Return each line that holds the word "JSON".

→ **Input for this task**
╔══

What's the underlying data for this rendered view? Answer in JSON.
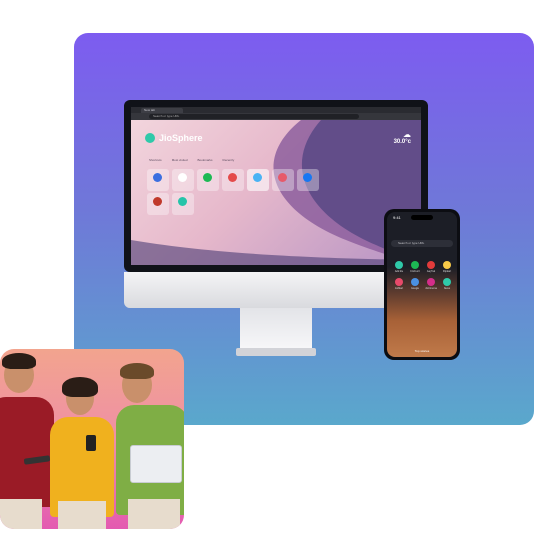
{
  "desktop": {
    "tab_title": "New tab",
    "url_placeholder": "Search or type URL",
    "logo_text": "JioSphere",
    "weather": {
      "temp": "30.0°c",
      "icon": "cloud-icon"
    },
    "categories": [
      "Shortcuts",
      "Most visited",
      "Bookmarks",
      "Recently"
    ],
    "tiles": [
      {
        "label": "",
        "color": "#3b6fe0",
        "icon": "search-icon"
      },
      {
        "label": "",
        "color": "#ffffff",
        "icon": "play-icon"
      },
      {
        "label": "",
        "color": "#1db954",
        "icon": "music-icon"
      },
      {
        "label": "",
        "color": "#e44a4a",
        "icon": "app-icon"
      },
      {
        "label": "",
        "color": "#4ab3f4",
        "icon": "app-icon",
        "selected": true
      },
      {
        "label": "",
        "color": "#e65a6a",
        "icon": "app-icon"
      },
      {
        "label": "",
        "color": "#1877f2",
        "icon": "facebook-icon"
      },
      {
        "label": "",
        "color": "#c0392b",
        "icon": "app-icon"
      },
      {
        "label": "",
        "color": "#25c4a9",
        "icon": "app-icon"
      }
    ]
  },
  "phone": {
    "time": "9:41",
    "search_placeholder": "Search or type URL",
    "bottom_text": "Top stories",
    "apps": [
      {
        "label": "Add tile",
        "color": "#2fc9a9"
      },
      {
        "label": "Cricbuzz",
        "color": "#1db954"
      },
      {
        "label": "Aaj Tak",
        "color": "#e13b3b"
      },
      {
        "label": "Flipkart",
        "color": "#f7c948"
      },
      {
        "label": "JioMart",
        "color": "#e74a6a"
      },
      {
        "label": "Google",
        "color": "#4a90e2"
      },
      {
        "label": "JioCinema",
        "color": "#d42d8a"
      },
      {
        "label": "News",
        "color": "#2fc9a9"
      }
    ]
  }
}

╚══
╔══

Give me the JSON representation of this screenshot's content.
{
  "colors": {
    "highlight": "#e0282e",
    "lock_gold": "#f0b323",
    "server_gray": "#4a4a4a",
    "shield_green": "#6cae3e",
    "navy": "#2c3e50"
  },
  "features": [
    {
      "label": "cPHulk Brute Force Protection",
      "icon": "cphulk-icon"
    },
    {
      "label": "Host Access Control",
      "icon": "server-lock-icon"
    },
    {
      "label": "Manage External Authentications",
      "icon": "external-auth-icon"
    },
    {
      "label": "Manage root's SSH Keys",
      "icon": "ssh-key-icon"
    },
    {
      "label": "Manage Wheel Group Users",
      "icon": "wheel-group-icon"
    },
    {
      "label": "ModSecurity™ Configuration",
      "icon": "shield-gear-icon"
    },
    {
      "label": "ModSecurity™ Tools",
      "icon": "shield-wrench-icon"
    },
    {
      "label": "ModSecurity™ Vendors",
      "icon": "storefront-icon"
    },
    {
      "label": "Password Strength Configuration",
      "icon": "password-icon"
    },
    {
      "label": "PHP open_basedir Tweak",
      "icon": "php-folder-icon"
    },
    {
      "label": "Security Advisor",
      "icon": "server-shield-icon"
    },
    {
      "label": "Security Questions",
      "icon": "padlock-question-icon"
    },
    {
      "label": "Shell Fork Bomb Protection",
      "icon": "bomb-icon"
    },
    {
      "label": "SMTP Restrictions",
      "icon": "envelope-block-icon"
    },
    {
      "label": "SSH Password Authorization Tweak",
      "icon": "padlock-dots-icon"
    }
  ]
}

╚══

→ **Exercise result**
What's the underlying data for this rendered view? Answer in JSON.
Give me the JSON representation of this screenshot's content.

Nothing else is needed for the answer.